Task prompt: Reproduce all the entries exactly and keep the pictures out.

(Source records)
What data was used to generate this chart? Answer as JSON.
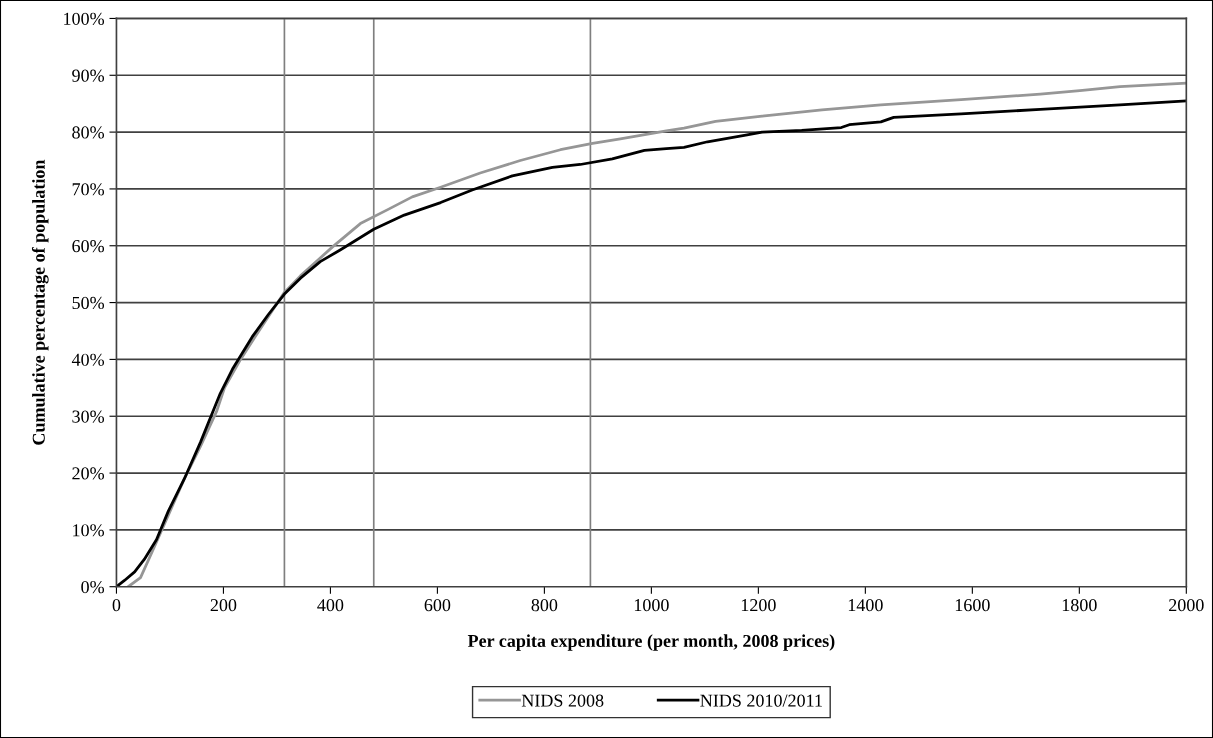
{
  "chart_data": {
    "type": "line",
    "xlabel": "Per capita expenditure (per month, 2008 prices)",
    "ylabel": "Cumulative percentage of population",
    "xlim": [
      0,
      2000
    ],
    "xticks": [
      0,
      200,
      400,
      600,
      800,
      1000,
      1200,
      1400,
      1600,
      1800,
      2000
    ],
    "ylim": [
      0,
      100
    ],
    "yticks": [
      {
        "value": 0,
        "label": "0%"
      },
      {
        "value": 10,
        "label": "10%"
      },
      {
        "value": 20,
        "label": "20%"
      },
      {
        "value": 30,
        "label": "30%"
      },
      {
        "value": 40,
        "label": "40%"
      },
      {
        "value": 50,
        "label": "50%"
      },
      {
        "value": 60,
        "label": "60%"
      },
      {
        "value": 70,
        "label": "70%"
      },
      {
        "value": 80,
        "label": "80%"
      },
      {
        "value": 90,
        "label": "90%"
      },
      {
        "value": 100,
        "label": "100%"
      }
    ],
    "grid": "y",
    "legend": "bottom",
    "line_style": "solid",
    "marker": "none",
    "ref_lines": [
      {
        "axis": "x",
        "value": 314,
        "color": "#7f7f7f"
      },
      {
        "axis": "x",
        "value": 481,
        "color": "#7f7f7f"
      },
      {
        "axis": "x",
        "value": 886,
        "color": "#7f7f7f"
      }
    ],
    "series": [
      {
        "name": "NIDS 2008",
        "color": "#969696",
        "x": [
          22,
          45,
          67,
          97,
          127,
          157,
          187,
          202,
          232,
          269,
          314,
          344,
          404,
          456,
          508,
          553,
          606,
          680,
          755,
          830,
          890,
          942,
          1028,
          1061,
          1120,
          1207,
          1319,
          1429,
          1579,
          1727,
          1801,
          1876,
          1998
        ],
        "values": [
          0,
          1.6,
          6.2,
          12.6,
          19,
          24.7,
          30.8,
          35,
          40,
          45.4,
          51.8,
          54.7,
          59.8,
          63.9,
          66.4,
          68.6,
          70.3,
          72.8,
          75,
          76.9,
          78,
          78.8,
          80.2,
          80.7,
          81.9,
          82.8,
          83.9,
          84.8,
          85.7,
          86.7,
          87.3,
          88,
          88.6
        ]
      },
      {
        "name": "NIDS 2010/2011",
        "color": "#000000",
        "x": [
          0,
          15,
          34,
          52,
          75,
          97,
          127,
          157,
          194,
          217,
          254,
          284,
          314,
          344,
          381,
          419,
          481,
          538,
          606,
          665,
          740,
          815,
          867,
          927,
          987,
          1028,
          1061,
          1105,
          1179,
          1207,
          1281,
          1355,
          1370,
          1429,
          1453,
          1579,
          1727,
          1876,
          1998
        ],
        "values": [
          0,
          1.1,
          2.6,
          4.8,
          8.3,
          13.3,
          19,
          25.4,
          34,
          38.3,
          44,
          47.9,
          51.5,
          54.3,
          57.2,
          59.3,
          62.9,
          65.4,
          67.6,
          69.8,
          72.3,
          73.8,
          74.3,
          75.3,
          76.8,
          77.1,
          77.3,
          78.3,
          79.5,
          80,
          80.3,
          80.8,
          81.3,
          81.8,
          82.6,
          83.2,
          84,
          84.8,
          85.5
        ]
      }
    ]
  }
}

Reply to the exercise:
What data was used to generate this chart? Answer as JSON.
{
  "chart_data": {
    "type": "line",
    "xlabel": "Per capita expenditure (per month, 2008 prices)",
    "ylabel": "Cumulative percentage of population",
    "xlim": [
      0,
      2000
    ],
    "xticks": [
      0,
      200,
      400,
      600,
      800,
      1000,
      1200,
      1400,
      1600,
      1800,
      2000
    ],
    "ylim": [
      0,
      100
    ],
    "yticks": [
      {
        "value": 0,
        "label": "0%"
      },
      {
        "value": 10,
        "label": "10%"
      },
      {
        "value": 20,
        "label": "20%"
      },
      {
        "value": 30,
        "label": "30%"
      },
      {
        "value": 40,
        "label": "40%"
      },
      {
        "value": 50,
        "label": "50%"
      },
      {
        "value": 60,
        "label": "60%"
      },
      {
        "value": 70,
        "label": "70%"
      },
      {
        "value": 80,
        "label": "80%"
      },
      {
        "value": 90,
        "label": "90%"
      },
      {
        "value": 100,
        "label": "100%"
      }
    ],
    "grid": "y",
    "legend": "bottom",
    "line_style": "solid",
    "marker": "none",
    "ref_lines": [
      {
        "axis": "x",
        "value": 314,
        "color": "#7f7f7f"
      },
      {
        "axis": "x",
        "value": 481,
        "color": "#7f7f7f"
      },
      {
        "axis": "x",
        "value": 886,
        "color": "#7f7f7f"
      }
    ],
    "series": [
      {
        "name": "NIDS 2008",
        "color": "#969696",
        "x": [
          22,
          45,
          67,
          97,
          127,
          157,
          187,
          202,
          232,
          269,
          314,
          344,
          404,
          456,
          508,
          553,
          606,
          680,
          755,
          830,
          890,
          942,
          1028,
          1061,
          1120,
          1207,
          1319,
          1429,
          1579,
          1727,
          1801,
          1876,
          1998
        ],
        "values": [
          0,
          1.6,
          6.2,
          12.6,
          19,
          24.7,
          30.8,
          35,
          40,
          45.4,
          51.8,
          54.7,
          59.8,
          63.9,
          66.4,
          68.6,
          70.3,
          72.8,
          75,
          76.9,
          78,
          78.8,
          80.2,
          80.7,
          81.9,
          82.8,
          83.9,
          84.8,
          85.7,
          86.7,
          87.3,
          88,
          88.6
        ]
      },
      {
        "name": "NIDS 2010/2011",
        "color": "#000000",
        "x": [
          0,
          15,
          34,
          52,
          75,
          97,
          127,
          157,
          194,
          217,
          254,
          284,
          314,
          344,
          381,
          419,
          481,
          538,
          606,
          665,
          740,
          815,
          867,
          927,
          987,
          1028,
          1061,
          1105,
          1179,
          1207,
          1281,
          1355,
          1370,
          1429,
          1453,
          1579,
          1727,
          1876,
          1998
        ],
        "values": [
          0,
          1.1,
          2.6,
          4.8,
          8.3,
          13.3,
          19,
          25.4,
          34,
          38.3,
          44,
          47.9,
          51.5,
          54.3,
          57.2,
          59.3,
          62.9,
          65.4,
          67.6,
          69.8,
          72.3,
          73.8,
          74.3,
          75.3,
          76.8,
          77.1,
          77.3,
          78.3,
          79.5,
          80,
          80.3,
          80.8,
          81.3,
          81.8,
          82.6,
          83.2,
          84,
          84.8,
          85.5
        ]
      }
    ]
  }
}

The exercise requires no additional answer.